### Written instruction
Find each line of the material below that contains the string "ytick", matching case exactly, and copy those lines.

### The data
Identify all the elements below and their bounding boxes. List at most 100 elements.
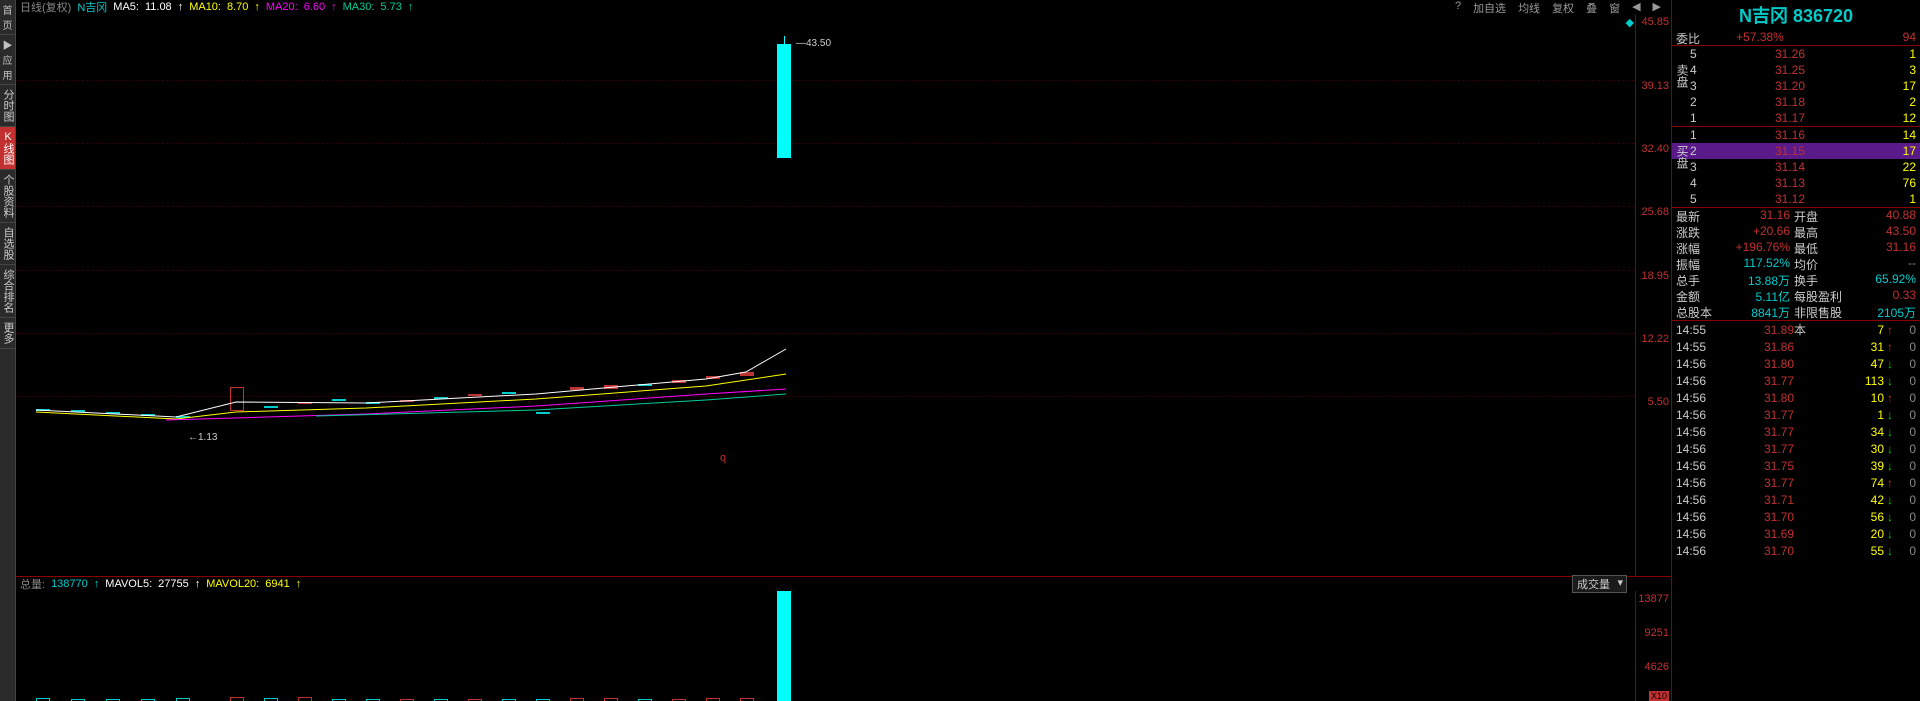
stat-label: 总手 (1676, 272, 1720, 288)
stat-row: 最新31.16开盘40.88 (1672, 208, 1920, 224)
nav-item-5[interactable]: 自选股 (0, 223, 15, 265)
tick-time: 14:56 (1676, 425, 1720, 439)
hollow-candle (230, 387, 244, 411)
small-candle (468, 394, 482, 396)
order-level: 3 (1690, 79, 1704, 93)
order-price: 31.25 (1704, 63, 1876, 77)
vol-ytick: 9251 (1645, 627, 1669, 639)
mavol20-label: MAVOL20: (206, 578, 259, 590)
tick-arrow-icon: ↓ (1884, 510, 1896, 524)
sell-side-label: 卖盘 (1674, 64, 1691, 88)
tick-time: 14:56 (1676, 476, 1720, 490)
ma5-val: 11.08 (145, 1, 172, 13)
sell-row[interactable]: 331.2017 (1672, 78, 1920, 94)
vol-bar (298, 697, 312, 701)
vol-ytick: 13877 (1638, 593, 1669, 605)
tick-qty: 7 (1838, 323, 1884, 337)
stat-row: 振幅117.52%均价-- (1672, 256, 1920, 272)
tick-row: 14:5631.77113↓0 (1672, 372, 1920, 389)
small-candle (106, 412, 120, 414)
ma30-arrow: ↑ (408, 1, 414, 13)
nav-item-0[interactable]: 首页 (0, 0, 15, 35)
tick-row: 14:5631.8047↓0 (1672, 355, 1920, 372)
mavol5-label: MAVOL5: (105, 578, 152, 590)
small-candle (141, 414, 155, 416)
nav-item-7[interactable]: 更多 (0, 318, 15, 349)
stat-label2: 开盘 (1790, 208, 1850, 224)
grid-line (16, 270, 1635, 271)
kline-chart[interactable]: 45.8539.1332.4025.6818.9512.225.50 —43.5… (16, 14, 1671, 577)
stat-value2: 2105万 (1850, 304, 1916, 320)
nav-item-4[interactable]: 个股资料 (0, 170, 15, 223)
small-candle (536, 412, 550, 414)
stat-value2: 31.16 (1850, 240, 1916, 256)
nav-item-3[interactable]: K线图 (0, 127, 15, 170)
nav-item-1[interactable]: ▶应用 (0, 35, 15, 85)
ma10-val: 8.70 (227, 1, 248, 13)
tick-zero: 0 (1896, 374, 1916, 388)
high-label: —43.50 (796, 38, 831, 49)
order-price: 31.13 (1704, 176, 1876, 190)
order-level: 2 (1690, 144, 1704, 158)
volume-header: 总量: 138770↑ MAVOL5:27755↑ MAVOL20:6941↑ … (16, 577, 1671, 591)
order-qty: 12 (1876, 111, 1916, 125)
nav-item-6[interactable]: 综合排名 (0, 265, 15, 318)
vol-total-label: 总量: (20, 576, 45, 592)
order-qty: 17 (1876, 144, 1916, 158)
vol-arrow2: ↑ (195, 578, 201, 590)
stat-value2: 0.33 (1850, 288, 1916, 304)
buy-row[interactable]: 531.121 (1672, 191, 1920, 207)
stat-row: 总手13.88万换手65.92% (1672, 272, 1920, 288)
stat-label: 最新 (1676, 208, 1720, 224)
tick-time: 14:56 (1676, 391, 1720, 405)
tick-time: 14:56 (1676, 493, 1720, 507)
stat-value: 5.11亿 (1720, 288, 1790, 304)
small-candle (502, 392, 516, 394)
tick-time: 14:55 (1676, 323, 1720, 337)
stock-title: N吉冈 836720 (1672, 0, 1920, 30)
ma10-label: MA10: (189, 1, 221, 13)
sell-row[interactable]: 531.261 (1672, 46, 1920, 62)
small-candle (400, 400, 414, 402)
order-level: 5 (1690, 192, 1704, 206)
stat-row: 涨幅+196.76%最低31.16 (1672, 240, 1920, 256)
buy-row[interactable]: 431.1376 (1672, 175, 1920, 191)
tick-price: 31.77 (1720, 476, 1838, 490)
small-candle (672, 380, 686, 383)
grid-line (16, 206, 1635, 207)
stat-row: 金额5.11亿每股盈利0.33 (1672, 288, 1920, 304)
sell-row[interactable]: 131.1712 (1672, 110, 1920, 126)
buy-row[interactable]: 331.1422 (1672, 159, 1920, 175)
stat-value2: -- (1850, 256, 1916, 272)
tick-zero: 0 (1896, 493, 1916, 507)
tick-qty: 47 (1838, 357, 1884, 371)
sell-row[interactable]: 231.182 (1672, 94, 1920, 110)
stat-value2: 65.92% (1850, 272, 1916, 288)
order-price: 31.17 (1704, 111, 1876, 125)
sell-row[interactable]: 431.253 (1672, 62, 1920, 78)
buy-row[interactable]: 231.1517 (1672, 143, 1920, 159)
sell-orders: 卖盘 531.261431.253331.2017231.182131.1712 (1672, 46, 1920, 127)
tick-qty: 30 (1838, 442, 1884, 456)
order-qty: 17 (1876, 79, 1916, 93)
tick-qty: 34 (1838, 425, 1884, 439)
tick-qty: 55 (1838, 544, 1884, 558)
grid-line (16, 333, 1635, 334)
small-candle (706, 376, 720, 379)
stat-label2: 非限售股本 (1790, 304, 1850, 320)
stat-value2: 43.50 (1850, 224, 1916, 240)
tick-time: 14:56 (1676, 459, 1720, 473)
volume-chart[interactable]: X10 1387792514626 (16, 591, 1671, 701)
order-qty: 22 (1876, 160, 1916, 174)
buy-row[interactable]: 131.1614 (1672, 127, 1920, 143)
tick-arrow-icon: ↑ (1884, 391, 1896, 405)
low-label: ←1.13 (188, 432, 217, 443)
nav-item-2[interactable]: 分时图 (0, 85, 15, 127)
top-bar: 日线(复权) N吉冈 MA5:11.08↑ MA10:8.70↑ MA20:6.… (16, 0, 1671, 14)
tick-qty: 74 (1838, 476, 1884, 490)
stat-value: 13.88万 (1720, 272, 1790, 288)
stat-label: 总股本 (1676, 304, 1720, 320)
vol-bar (777, 591, 791, 701)
order-price: 31.18 (1704, 95, 1876, 109)
stat-label: 振幅 (1676, 256, 1720, 272)
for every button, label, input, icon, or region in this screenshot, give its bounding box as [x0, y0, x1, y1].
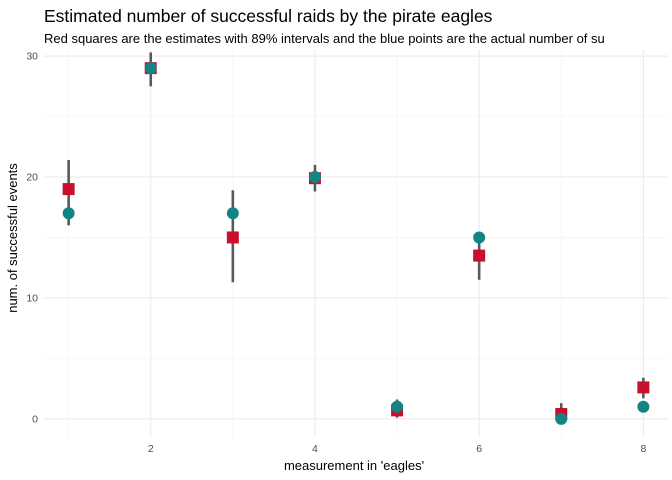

### Written answer
vol-ytick: 9251 (1645, 627, 1669, 639)
vol-ytick: 13877 (1638, 593, 1669, 605)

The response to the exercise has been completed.